▶ **DESCRIPTION OF THE TASK**
Every record must be repeated exactly, with no omission.

Items listed in a dataset:
◆ ◆ ◆ ◆ ◆

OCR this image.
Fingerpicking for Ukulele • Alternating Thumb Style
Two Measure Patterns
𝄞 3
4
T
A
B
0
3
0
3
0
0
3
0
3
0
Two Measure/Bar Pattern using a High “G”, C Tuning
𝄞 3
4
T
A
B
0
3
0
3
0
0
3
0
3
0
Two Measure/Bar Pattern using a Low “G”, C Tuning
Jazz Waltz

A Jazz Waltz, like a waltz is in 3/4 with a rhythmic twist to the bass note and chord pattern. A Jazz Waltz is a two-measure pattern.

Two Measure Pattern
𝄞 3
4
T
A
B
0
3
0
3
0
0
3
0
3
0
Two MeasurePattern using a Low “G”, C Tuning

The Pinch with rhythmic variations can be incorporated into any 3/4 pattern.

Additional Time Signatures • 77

◆ ◆ ◆ ◆ ◆

▶ **COMPLETE RESPONSE**
OCR this image.
Fingerpicking for Ukulele • Alternating Thumb Style
Two Measure Patterns
𝄞 3
4
T
A
B
0
3
0
3
0
0
3
0
3
0
Two Measure/Bar Pattern using a High “G”, C Tuning
𝄞 3
4
T
A
B
0
3
0
3
0
0
3
0
3
0
Two Measure/Bar Pattern using a Low “G”, C Tuning
Jazz Waltz

A Jazz Waltz, like a waltz is in 3/4 with a rhythmic twist to the bass note and chord pattern. A Jazz Waltz is a two-measure pattern.

Two Measure Pattern
𝄞 3
4
T
A
B
0
3
0
3
0
0
3
0
3
0
Two MeasurePattern using a Low “G”, C Tuning

The Pinch with rhythmic variations can be incorporated into any 3/4 pattern.

Additional Time Signatures • 77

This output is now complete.